## WHAT NEEDS TO BE DONE
Only the pictures are to be left out; set down the rest of the records exactly.
* * * *
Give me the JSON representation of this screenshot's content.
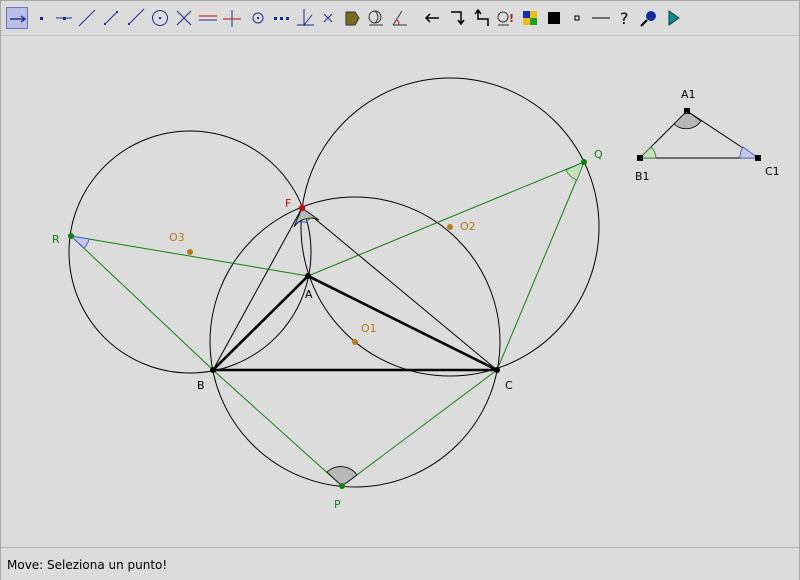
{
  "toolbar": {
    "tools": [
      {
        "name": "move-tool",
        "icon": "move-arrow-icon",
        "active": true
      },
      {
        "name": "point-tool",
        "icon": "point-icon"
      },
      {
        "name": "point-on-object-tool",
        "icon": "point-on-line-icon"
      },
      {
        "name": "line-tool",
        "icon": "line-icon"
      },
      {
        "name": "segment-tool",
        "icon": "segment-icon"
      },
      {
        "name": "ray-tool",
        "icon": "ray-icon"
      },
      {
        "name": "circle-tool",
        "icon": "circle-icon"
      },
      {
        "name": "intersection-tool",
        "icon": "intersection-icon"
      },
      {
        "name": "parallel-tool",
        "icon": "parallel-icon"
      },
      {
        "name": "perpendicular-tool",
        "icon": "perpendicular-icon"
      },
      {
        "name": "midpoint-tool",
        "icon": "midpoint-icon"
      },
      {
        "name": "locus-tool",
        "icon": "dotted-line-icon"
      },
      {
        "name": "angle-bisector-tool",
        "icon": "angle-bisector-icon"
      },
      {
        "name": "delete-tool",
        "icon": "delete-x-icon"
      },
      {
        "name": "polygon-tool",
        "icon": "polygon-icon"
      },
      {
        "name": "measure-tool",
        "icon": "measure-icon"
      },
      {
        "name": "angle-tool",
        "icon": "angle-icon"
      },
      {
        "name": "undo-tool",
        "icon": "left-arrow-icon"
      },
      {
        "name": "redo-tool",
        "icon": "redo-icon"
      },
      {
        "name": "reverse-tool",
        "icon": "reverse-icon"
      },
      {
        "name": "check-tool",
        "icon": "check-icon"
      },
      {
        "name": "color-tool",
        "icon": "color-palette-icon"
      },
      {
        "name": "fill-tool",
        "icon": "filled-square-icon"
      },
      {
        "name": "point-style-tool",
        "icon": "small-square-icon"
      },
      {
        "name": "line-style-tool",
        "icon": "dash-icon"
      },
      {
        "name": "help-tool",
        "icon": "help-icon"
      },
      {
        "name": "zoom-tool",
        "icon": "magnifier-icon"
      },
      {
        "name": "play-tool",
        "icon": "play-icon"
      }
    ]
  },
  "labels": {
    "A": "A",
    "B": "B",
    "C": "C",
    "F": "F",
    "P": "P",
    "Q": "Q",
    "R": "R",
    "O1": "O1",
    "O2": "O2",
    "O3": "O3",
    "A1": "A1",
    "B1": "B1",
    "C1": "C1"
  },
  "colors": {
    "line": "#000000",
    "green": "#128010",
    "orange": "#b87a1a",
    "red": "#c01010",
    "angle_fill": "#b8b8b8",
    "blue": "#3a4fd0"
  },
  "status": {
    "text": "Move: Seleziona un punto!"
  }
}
* * * *
## COMPLETE RESPONSE
Give me the JSON representation of this screenshot's content.
{
  "toolbar": {
    "tools": [
      {
        "name": "move-tool",
        "icon": "move-arrow-icon",
        "active": true
      },
      {
        "name": "point-tool",
        "icon": "point-icon"
      },
      {
        "name": "point-on-object-tool",
        "icon": "point-on-line-icon"
      },
      {
        "name": "line-tool",
        "icon": "line-icon"
      },
      {
        "name": "segment-tool",
        "icon": "segment-icon"
      },
      {
        "name": "ray-tool",
        "icon": "ray-icon"
      },
      {
        "name": "circle-tool",
        "icon": "circle-icon"
      },
      {
        "name": "intersection-tool",
        "icon": "intersection-icon"
      },
      {
        "name": "parallel-tool",
        "icon": "parallel-icon"
      },
      {
        "name": "perpendicular-tool",
        "icon": "perpendicular-icon"
      },
      {
        "name": "midpoint-tool",
        "icon": "midpoint-icon"
      },
      {
        "name": "locus-tool",
        "icon": "dotted-line-icon"
      },
      {
        "name": "angle-bisector-tool",
        "icon": "angle-bisector-icon"
      },
      {
        "name": "delete-tool",
        "icon": "delete-x-icon"
      },
      {
        "name": "polygon-tool",
        "icon": "polygon-icon"
      },
      {
        "name": "measure-tool",
        "icon": "measure-icon"
      },
      {
        "name": "angle-tool",
        "icon": "angle-icon"
      },
      {
        "name": "undo-tool",
        "icon": "left-arrow-icon"
      },
      {
        "name": "redo-tool",
        "icon": "redo-icon"
      },
      {
        "name": "reverse-tool",
        "icon": "reverse-icon"
      },
      {
        "name": "check-tool",
        "icon": "check-icon"
      },
      {
        "name": "color-tool",
        "icon": "color-palette-icon"
      },
      {
        "name": "fill-tool",
        "icon": "filled-square-icon"
      },
      {
        "name": "point-style-tool",
        "icon": "small-square-icon"
      },
      {
        "name": "line-style-tool",
        "icon": "dash-icon"
      },
      {
        "name": "help-tool",
        "icon": "help-icon"
      },
      {
        "name": "zoom-tool",
        "icon": "magnifier-icon"
      },
      {
        "name": "play-tool",
        "icon": "play-icon"
      }
    ]
  },
  "labels": {
    "A": "A",
    "B": "B",
    "C": "C",
    "F": "F",
    "P": "P",
    "Q": "Q",
    "R": "R",
    "O1": "O1",
    "O2": "O2",
    "O3": "O3",
    "A1": "A1",
    "B1": "B1",
    "C1": "C1"
  },
  "colors": {
    "line": "#000000",
    "green": "#128010",
    "orange": "#b87a1a",
    "red": "#c01010",
    "angle_fill": "#b8b8b8",
    "blue": "#3a4fd0"
  },
  "status": {
    "text": "Move: Seleziona un punto!"
  }
}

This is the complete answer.